** START OF Given records **
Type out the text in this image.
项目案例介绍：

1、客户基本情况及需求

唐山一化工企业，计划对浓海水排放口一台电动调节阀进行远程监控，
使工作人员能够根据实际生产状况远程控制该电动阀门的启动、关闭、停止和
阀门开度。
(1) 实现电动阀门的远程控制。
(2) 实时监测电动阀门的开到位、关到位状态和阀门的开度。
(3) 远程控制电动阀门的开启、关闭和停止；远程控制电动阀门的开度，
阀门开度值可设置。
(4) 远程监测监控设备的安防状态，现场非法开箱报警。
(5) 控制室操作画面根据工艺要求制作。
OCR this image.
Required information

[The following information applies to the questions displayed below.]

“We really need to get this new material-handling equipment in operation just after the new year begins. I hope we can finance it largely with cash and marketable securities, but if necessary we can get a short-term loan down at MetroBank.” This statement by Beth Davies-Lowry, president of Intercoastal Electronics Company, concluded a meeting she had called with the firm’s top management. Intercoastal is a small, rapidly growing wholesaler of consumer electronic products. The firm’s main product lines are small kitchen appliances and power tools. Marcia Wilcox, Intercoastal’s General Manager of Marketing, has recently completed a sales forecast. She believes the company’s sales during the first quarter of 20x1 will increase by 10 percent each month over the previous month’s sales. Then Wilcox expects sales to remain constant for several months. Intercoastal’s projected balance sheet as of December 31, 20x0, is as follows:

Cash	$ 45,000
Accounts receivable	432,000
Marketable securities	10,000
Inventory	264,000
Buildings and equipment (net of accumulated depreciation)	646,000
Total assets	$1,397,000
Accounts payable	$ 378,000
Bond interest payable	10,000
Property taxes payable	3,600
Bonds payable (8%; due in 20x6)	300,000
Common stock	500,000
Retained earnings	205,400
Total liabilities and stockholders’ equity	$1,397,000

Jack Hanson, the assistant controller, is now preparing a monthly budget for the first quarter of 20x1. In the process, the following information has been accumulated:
** END OF Given records **
• What needs to be done:
Quote the data in full, keeping each word unchanged.

• Response:
Type out the text in this image.
项目案例介绍：

1、客户基本情况及需求

唐山一化工企业，计划对浓海水排放口一台电动调节阀进行远程监控，
使工作人员能够根据实际生产状况远程控制该电动阀门的启动、关闭、停止和
阀门开度。
(1) 实现电动阀门的远程控制。
(2) 实时监测电动阀门的开到位、关到位状态和阀门的开度。
(3) 远程控制电动阀门的开启、关闭和停止；远程控制电动阀门的开度，
阀门开度值可设置。
(4) 远程监测监控设备的安防状态，现场非法开箱报警。
(5) 控制室操作画面根据工艺要求制作。
OCR this image.
Required information

[The following information applies to the questions displayed below.]

“We really need to get this new material-handling equipment in operation just after the new year begins. I hope we can finance it largely with cash and marketable securities, but if necessary we can get a short-term loan down at MetroBank.” This statement by Beth Davies-Lowry, president of Intercoastal Electronics Company, concluded a meeting she had called with the firm’s top management. Intercoastal is a small, rapidly growing wholesaler of consumer electronic products. The firm’s main product lines are small kitchen appliances and power tools. Marcia Wilcox, Intercoastal’s General Manager of Marketing, has recently completed a sales forecast. She believes the company’s sales during the first quarter of 20x1 will increase by 10 percent each month over the previous month’s sales. Then Wilcox expects sales to remain constant for several months. Intercoastal’s projected balance sheet as of December 31, 20x0, is as follows:

Cash	$ 45,000
Accounts receivable	432,000
Marketable securities	10,000
Inventory	264,000
Buildings and equipment (net of accumulated depreciation)	646,000
Total assets	$1,397,000
Accounts payable	$ 378,000
Bond interest payable	10,000
Property taxes payable	3,600
Bonds payable (8%; due in 20x6)	300,000
Common stock	500,000
Retained earnings	205,400
Total liabilities and stockholders’ equity	$1,397,000

Jack Hanson, the assistant controller, is now preparing a monthly budget for the first quarter of 20x1. In the process, the following information has been accumulated:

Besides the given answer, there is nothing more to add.